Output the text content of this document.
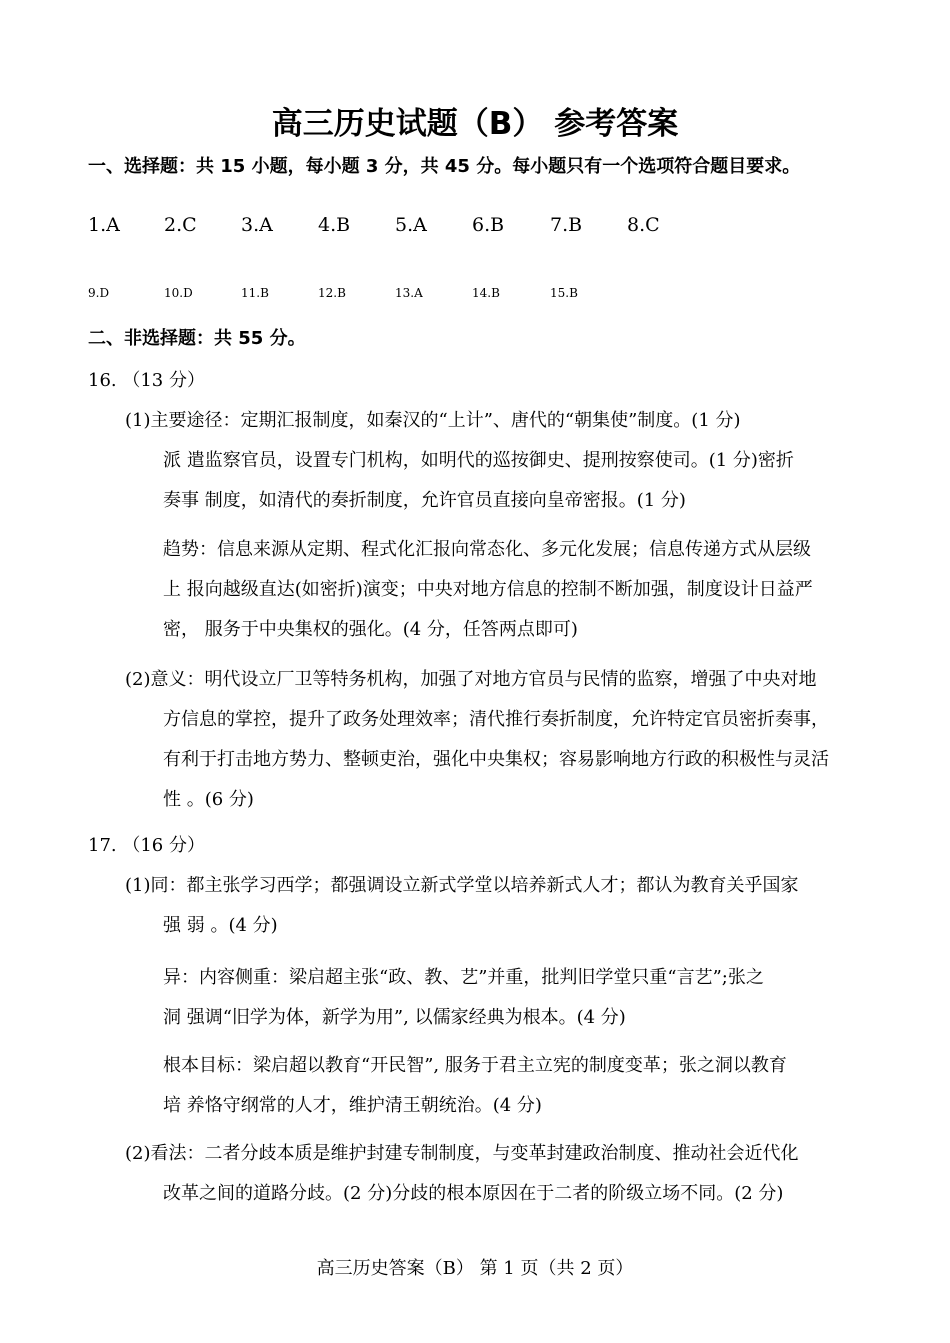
高三历史试题（B） 参考答案
一、选择题：共 15 小题，每小题 3 分，共 45 分。每小题只有一个选项符合题目要求。
1.A 2.C 3.A 4.B 5.A 6.B 7.B 8.C
9.D	10.D	11.B	12.B	13.A	14.B	15.B
二、非选择题：共 55 分。
16. （13 分）
(1)主要途径：定期汇报制度，如秦汉的“上计”、唐代的“朝集使”制度。(1 分)
派 遣监察官员，设置专门机构，如明代的巡按御史、提刑按察使司。(1 分)密折
奏事 制度，如清代的奏折制度，允许官员直接向皇帝密报。(1 分)
趋势：信息来源从定期、程式化汇报向常态化、多元化发展；信息传递方式从层级
上 报向越级直达(如密折)演变；中央对地方信息的控制不断加强，制度设计日益严
密， 服务于中央集权的强化。(4 分，任答两点即可)
(2)意义：明代设立厂卫等特务机构，加强了对地方官员与民情的监察，增强了中央对地
方信息的掌控，提升了政务处理效率；清代推行奏折制度，允许特定官员密折奏事，
有利于打击地方势力、整顿吏治，强化中央集权；容易影响地方行政的积极性与灵活
性 。(6 分)
17. （16 分）
(1)同：都主张学习西学；都强调设立新式学堂以培养新式人才；都认为教育关乎国家
强 弱 。(4 分)
异：内容侧重：梁启超主张“政、教、艺”并重，批判旧学堂只重“言艺”;张之
洞 强调“旧学为体，新学为用”, 以儒家经典为根本。(4 分)
根本目标：梁启超以教育“开民智”, 服务于君主立宪的制度变革；张之洞以教育
培 养恪守纲常的人才，维护清王朝统治。(4 分)
(2)看法：二者分歧本质是维护封建专制制度，与变革封建政治制度、推动社会近代化
改革之间的道路分歧。(2 分)分歧的根本原因在于二者的阶级立场不同。(2 分)
高三历史答案（B） 第 1 页（共 2 页）
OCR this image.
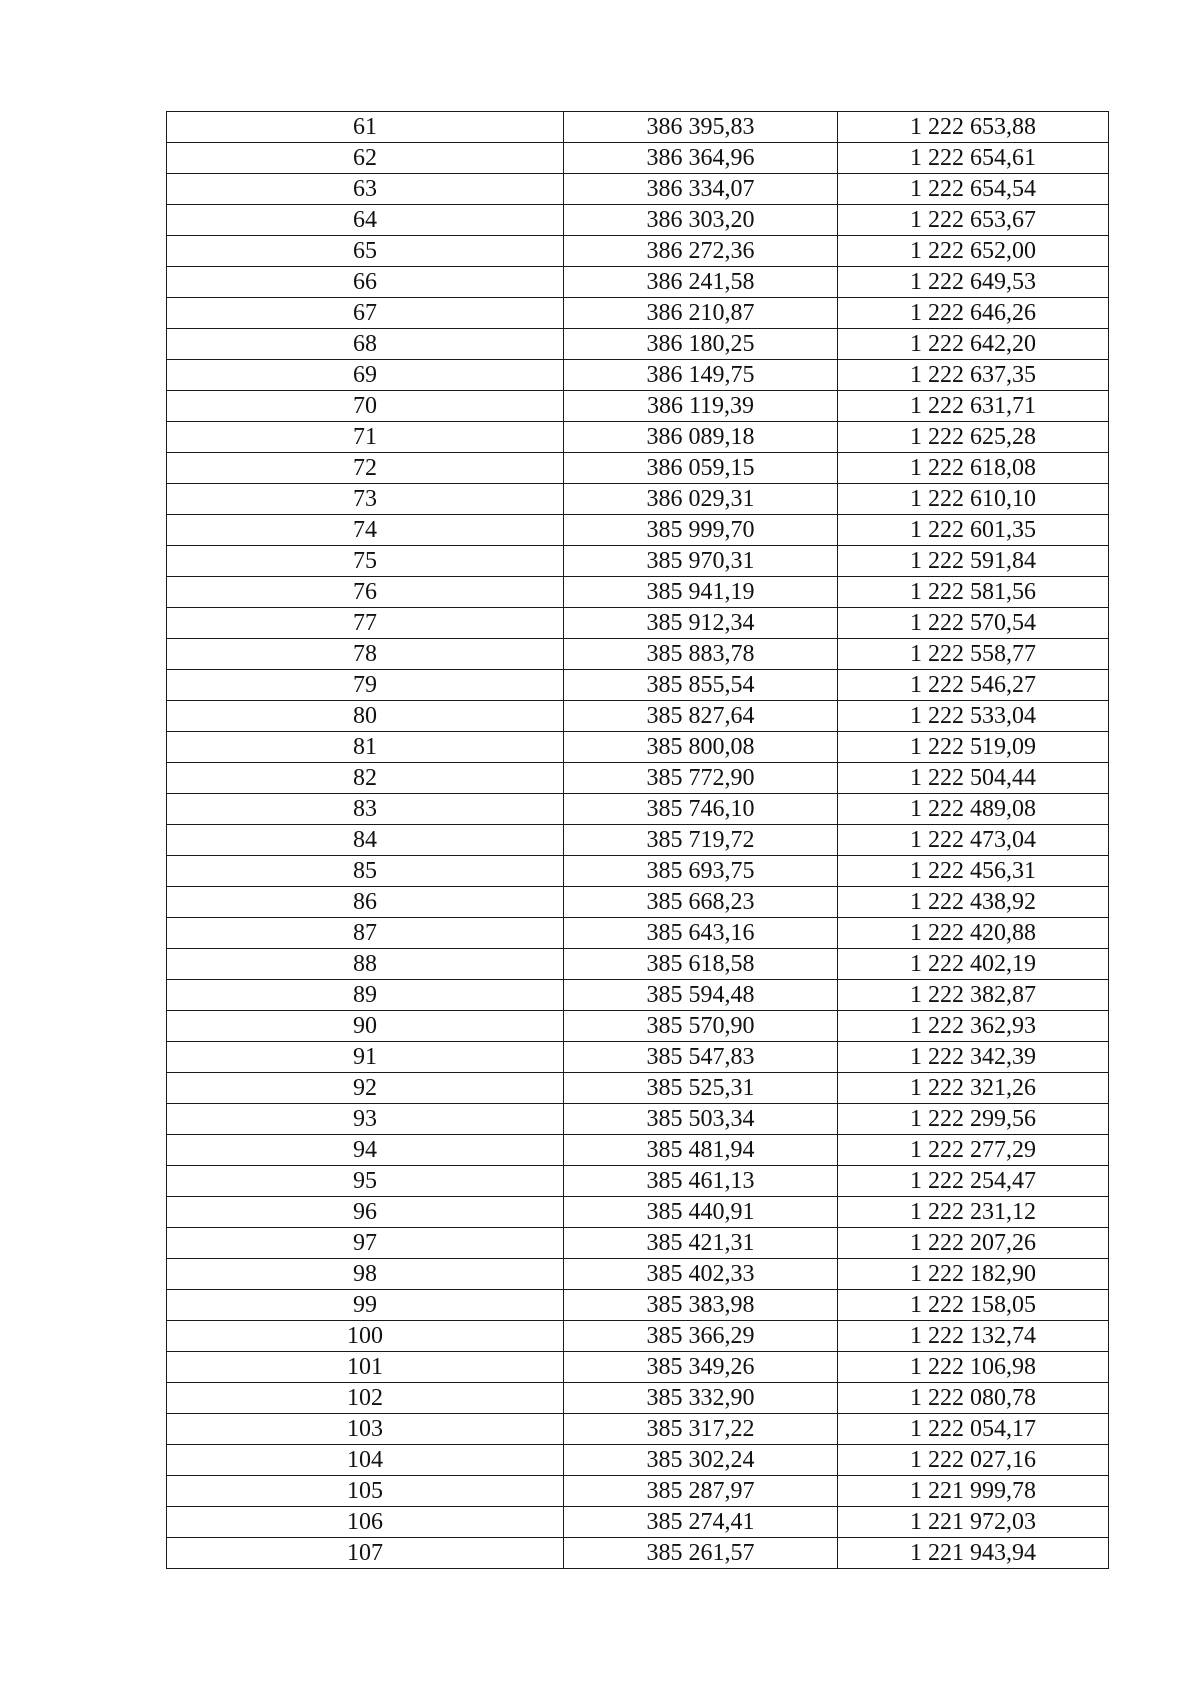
61	386 395,83	1 222 653,88
62	386 364,96	1 222 654,61
63	386 334,07	1 222 654,54
64	386 303,20	1 222 653,67
65	386 272,36	1 222 652,00
66	386 241,58	1 222 649,53
67	386 210,87	1 222 646,26
68	386 180,25	1 222 642,20
69	386 149,75	1 222 637,35
70	386 119,39	1 222 631,71
71	386 089,18	1 222 625,28
72	386 059,15	1 222 618,08
73	386 029,31	1 222 610,10
74	385 999,70	1 222 601,35
75	385 970,31	1 222 591,84
76	385 941,19	1 222 581,56
77	385 912,34	1 222 570,54
78	385 883,78	1 222 558,77
79	385 855,54	1 222 546,27
80	385 827,64	1 222 533,04
81	385 800,08	1 222 519,09
82	385 772,90	1 222 504,44
83	385 746,10	1 222 489,08
84	385 719,72	1 222 473,04
85	385 693,75	1 222 456,31
86	385 668,23	1 222 438,92
87	385 643,16	1 222 420,88
88	385 618,58	1 222 402,19
89	385 594,48	1 222 382,87
90	385 570,90	1 222 362,93
91	385 547,83	1 222 342,39
92	385 525,31	1 222 321,26
93	385 503,34	1 222 299,56
94	385 481,94	1 222 277,29
95	385 461,13	1 222 254,47
96	385 440,91	1 222 231,12
97	385 421,31	1 222 207,26
98	385 402,33	1 222 182,90
99	385 383,98	1 222 158,05
100	385 366,29	1 222 132,74
101	385 349,26	1 222 106,98
102	385 332,90	1 222 080,78
103	385 317,22	1 222 054,17
104	385 302,24	1 222 027,16
105	385 287,97	1 221 999,78
106	385 274,41	1 221 972,03
107	385 261,57	1 221 943,94
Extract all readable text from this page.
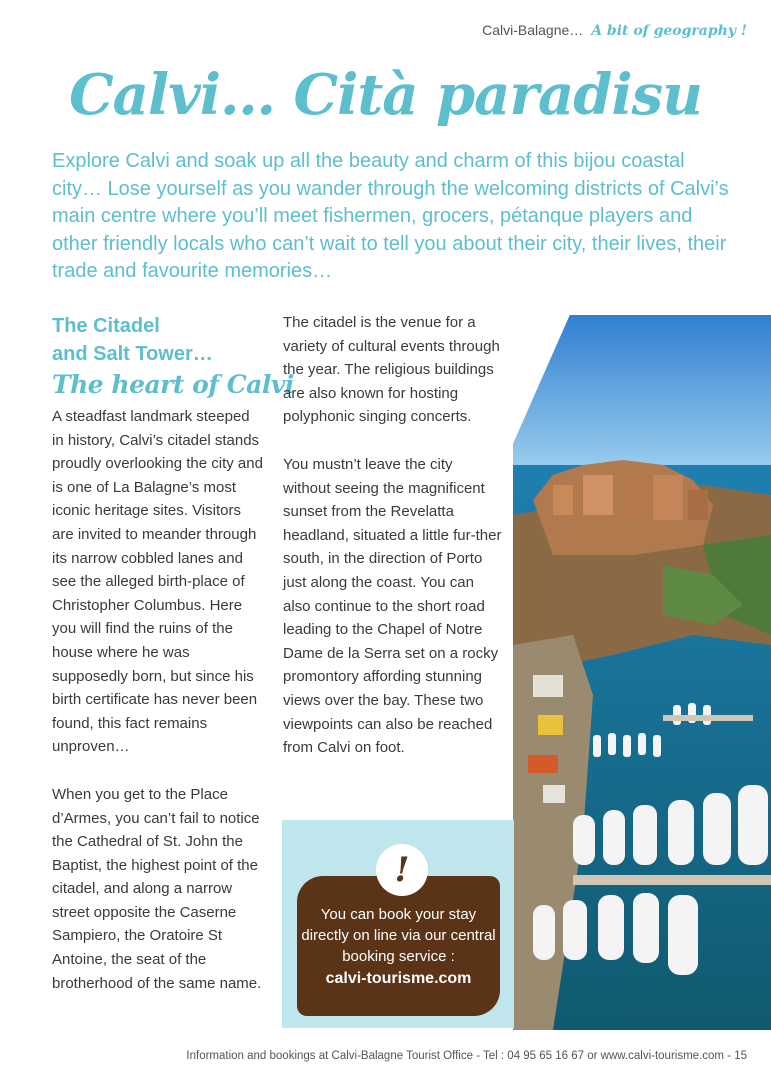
Calvi-Balagne… A bit of geography !
Calvi… Cità paradisu
Explore Calvi and soak up all the beauty and charm of this bijou coastal city… Lose yourself as you wander through the welcoming districts of Calvi’s main centre where you’ll meet fishermen, grocers, pétanque players and other friendly locals who can’t wait to tell you about their city, their lives, their trade and favourite memories…
The Citadel
and Salt Tower…
The heart of Calvi

A steadfast landmark steeped in history, Calvi’s citadel stands proudly overlooking the city and is one of La Balagne’s most iconic heritage sites. Visitors are invited to meander through its narrow cobbled lanes and see the alleged birth-place of Christopher Columbus. Here you will find the ruins of the house where he was supposedly born, but since his birth certificate has never been found, this fact remains unproven…

When you get to the Place d’Armes, you can’t fail to notice the Cathedral of St. John the Baptist, the highest point of the citadel, and along a narrow street opposite the Caserne Sampiero, the Oratoire St Antoine, the seat of the brotherhood of the same name.

The citadel is the venue for a variety of cultural events through the year. The religious buildings are also known for hosting polyphonic singing concerts.

You mustn’t leave the city without seeing the magnificent sunset from the Revelatta headland, situated a little fur-ther south, in the direction of Porto just along the coast. You can also continue to the short road leading to the Chapel of Notre Dame de la Serra set on a rocky promontory affording stunning views over the bay. These two viewpoints can also be reached from Calvi on foot.

You can book your stay
directly on line via our central
booking service :
calvi-tourisme.com
!
Information and bookings at Calvi-Balagne Tourist Office - Tel : 04 95 65 16 67 or www.calvi-tourisme.com - 15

◆ **WORK TO BE COMPLETED**
Omit every picture, and otherwise quote the entries exactly.

◆ **WORKED SOLUTION**
Output the text content of this document.
高三历史试题（B） 参考答案
一、选择题：共 15 小题，每小题 3 分，共 45 分。每小题只有一个选项符合题目要求。
1.A 2.C 3.A 4.B 5.A 6.B 7.B 8.C
9.D	10.D	11.B	12.B	13.A	14.B	15.B
二、非选择题：共 55 分。
16. （13 分）
(1)主要途径：定期汇报制度，如秦汉的“上计”、唐代的“朝集使”制度。(1 分)
派 遣监察官员，设置专门机构，如明代的巡按御史、提刑按察使司。(1 分)密折
奏事 制度，如清代的奏折制度，允许官员直接向皇帝密报。(1 分)
趋势：信息来源从定期、程式化汇报向常态化、多元化发展；信息传递方式从层级
上 报向越级直达(如密折)演变；中央对地方信息的控制不断加强，制度设计日益严
密， 服务于中央集权的强化。(4 分，任答两点即可)
(2)意义：明代设立厂卫等特务机构，加强了对地方官员与民情的监察，增强了中央对地
方信息的掌控，提升了政务处理效率；清代推行奏折制度，允许特定官员密折奏事，
有利于打击地方势力、整顿吏治，强化中央集权；容易影响地方行政的积极性与灵活
性 。(6 分)
17. （16 分）
(1)同：都主张学习西学；都强调设立新式学堂以培养新式人才；都认为教育关乎国家
强 弱 。(4 分)
异：内容侧重：梁启超主张“政、教、艺”并重，批判旧学堂只重“言艺”;张之
洞 强调“旧学为体，新学为用”, 以儒家经典为根本。(4 分)
根本目标：梁启超以教育“开民智”, 服务于君主立宪的制度变革；张之洞以教育
培 养恪守纲常的人才，维护清王朝统治。(4 分)
(2)看法：二者分歧本质是维护封建专制制度，与变革封建政治制度、推动社会近代化
改革之间的道路分歧。(2 分)分歧的根本原因在于二者的阶级立场不同。(2 分)
高三历史答案（B） 第 1 页（共 2 页）
OCR this image.
61	386 395,83	1 222 653,88
62	386 364,96	1 222 654,61
63	386 334,07	1 222 654,54
64	386 303,20	1 222 653,67
65	386 272,36	1 222 652,00
66	386 241,58	1 222 649,53
67	386 210,87	1 222 646,26
68	386 180,25	1 222 642,20
69	386 149,75	1 222 637,35
70	386 119,39	1 222 631,71
71	386 089,18	1 222 625,28
72	386 059,15	1 222 618,08
73	386 029,31	1 222 610,10
74	385 999,70	1 222 601,35
75	385 970,31	1 222 591,84
76	385 941,19	1 222 581,56
77	385 912,34	1 222 570,54
78	385 883,78	1 222 558,77
79	385 855,54	1 222 546,27
80	385 827,64	1 222 533,04
81	385 800,08	1 222 519,09
82	385 772,90	1 222 504,44
83	385 746,10	1 222 489,08
84	385 719,72	1 222 473,04
85	385 693,75	1 222 456,31
86	385 668,23	1 222 438,92
87	385 643,16	1 222 420,88
88	385 618,58	1 222 402,19
89	385 594,48	1 222 382,87
90	385 570,90	1 222 362,93
91	385 547,83	1 222 342,39
92	385 525,31	1 222 321,26
93	385 503,34	1 222 299,56
94	385 481,94	1 222 277,29
95	385 461,13	1 222 254,47
96	385 440,91	1 222 231,12
97	385 421,31	1 222 207,26
98	385 402,33	1 222 182,90
99	385 383,98	1 222 158,05
100	385 366,29	1 222 132,74
101	385 349,26	1 222 106,98
102	385 332,90	1 222 080,78
103	385 317,22	1 222 054,17
104	385 302,24	1 222 027,16
105	385 287,97	1 221 999,78
106	385 274,41	1 221 972,03
107	385 261,57	1 221 943,94
Extract all readable text from this page.
Calvi-Balagne… A bit of geography !
Calvi… Cità paradisu
Explore Calvi and soak up all the beauty and charm of this bijou coastal city… Lose yourself as you wander through the welcoming districts of Calvi’s main centre where you’ll meet fishermen, grocers, pétanque players and other friendly locals who can’t wait to tell you about their city, their lives, their trade and favourite memories…
The Citadel
and Salt Tower…
The heart of Calvi

A steadfast landmark steeped in history, Calvi’s citadel stands proudly overlooking the city and is one of La Balagne’s most iconic heritage sites. Visitors are invited to meander through its narrow cobbled lanes and see the alleged birth-place of Christopher Columbus. Here you will find the ruins of the house where he was supposedly born, but since his birth certificate has never been found, this fact remains unproven…

When you get to the Place d’Armes, you can’t fail to notice the Cathedral of St. John the Baptist, the highest point of the citadel, and along a narrow street opposite the Caserne Sampiero, the Oratoire St Antoine, the seat of the brotherhood of the same name.

The citadel is the venue for a variety of cultural events through the year. The religious buildings are also known for hosting polyphonic singing concerts.

You mustn’t leave the city without seeing the magnificent sunset from the Revelatta headland, situated a little fur-ther south, in the direction of Porto just along the coast. You can also continue to the short road leading to the Chapel of Notre Dame de la Serra set on a rocky promontory affording stunning views over the bay. These two viewpoints can also be reached from Calvi on foot.

You can book your stay
directly on line via our central
booking service :
calvi-tourisme.com
!
Information and bookings at Calvi-Balagne Tourist Office - Tel : 04 95 65 16 67 or www.calvi-tourisme.com - 15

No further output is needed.